==== Raw records ====

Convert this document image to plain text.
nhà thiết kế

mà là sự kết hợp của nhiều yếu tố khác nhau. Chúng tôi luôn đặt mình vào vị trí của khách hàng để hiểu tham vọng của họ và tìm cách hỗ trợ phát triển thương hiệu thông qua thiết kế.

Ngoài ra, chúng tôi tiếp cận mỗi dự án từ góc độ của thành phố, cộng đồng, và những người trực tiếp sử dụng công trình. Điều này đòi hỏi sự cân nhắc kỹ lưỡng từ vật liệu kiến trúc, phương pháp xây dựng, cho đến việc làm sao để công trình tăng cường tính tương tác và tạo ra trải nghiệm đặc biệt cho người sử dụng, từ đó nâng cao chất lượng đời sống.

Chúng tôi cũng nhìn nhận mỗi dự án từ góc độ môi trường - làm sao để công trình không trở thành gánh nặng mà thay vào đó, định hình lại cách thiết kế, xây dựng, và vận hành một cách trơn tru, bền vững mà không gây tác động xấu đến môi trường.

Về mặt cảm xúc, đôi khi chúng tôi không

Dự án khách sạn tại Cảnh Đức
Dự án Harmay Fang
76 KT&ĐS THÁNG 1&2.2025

====
==== Raw records ====

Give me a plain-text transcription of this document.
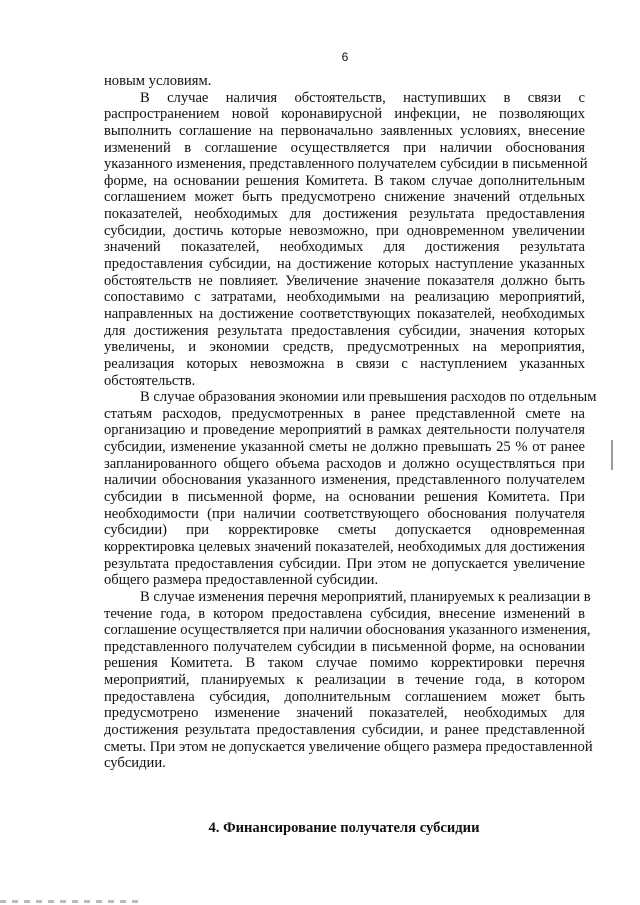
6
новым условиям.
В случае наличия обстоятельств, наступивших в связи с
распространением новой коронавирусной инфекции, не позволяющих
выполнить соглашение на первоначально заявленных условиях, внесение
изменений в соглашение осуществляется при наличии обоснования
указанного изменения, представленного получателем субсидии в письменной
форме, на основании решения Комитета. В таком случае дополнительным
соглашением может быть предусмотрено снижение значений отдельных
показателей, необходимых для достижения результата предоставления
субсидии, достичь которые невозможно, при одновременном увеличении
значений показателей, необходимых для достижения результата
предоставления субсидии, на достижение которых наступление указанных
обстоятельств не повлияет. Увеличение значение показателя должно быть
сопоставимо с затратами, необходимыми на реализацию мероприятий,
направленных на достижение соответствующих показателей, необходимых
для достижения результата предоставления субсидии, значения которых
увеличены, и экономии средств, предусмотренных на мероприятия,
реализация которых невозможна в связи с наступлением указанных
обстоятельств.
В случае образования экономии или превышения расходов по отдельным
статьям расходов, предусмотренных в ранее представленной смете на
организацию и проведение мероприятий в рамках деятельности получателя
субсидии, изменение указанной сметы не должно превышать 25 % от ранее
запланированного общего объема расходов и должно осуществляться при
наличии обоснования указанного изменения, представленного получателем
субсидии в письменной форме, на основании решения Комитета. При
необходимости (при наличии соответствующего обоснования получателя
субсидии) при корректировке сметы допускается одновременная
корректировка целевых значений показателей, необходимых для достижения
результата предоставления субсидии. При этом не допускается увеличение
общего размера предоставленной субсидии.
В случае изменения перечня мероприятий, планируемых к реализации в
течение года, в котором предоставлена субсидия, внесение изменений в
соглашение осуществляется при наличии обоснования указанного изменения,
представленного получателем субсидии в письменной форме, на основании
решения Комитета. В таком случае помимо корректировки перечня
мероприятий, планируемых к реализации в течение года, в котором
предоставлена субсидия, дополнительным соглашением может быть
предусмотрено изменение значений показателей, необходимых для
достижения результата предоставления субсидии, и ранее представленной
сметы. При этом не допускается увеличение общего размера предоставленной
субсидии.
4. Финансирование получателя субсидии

====

**Your goal**
Search the data for "обоснования". Copy every line that has it.

**Output below**
изменений в соглашение осуществляется при наличии обоснования
наличии обоснования указанного изменения, представленного получателем
необходимости (при наличии соответствующего обоснования получателя
соглашение осуществляется при наличии обоснования указанного изменения,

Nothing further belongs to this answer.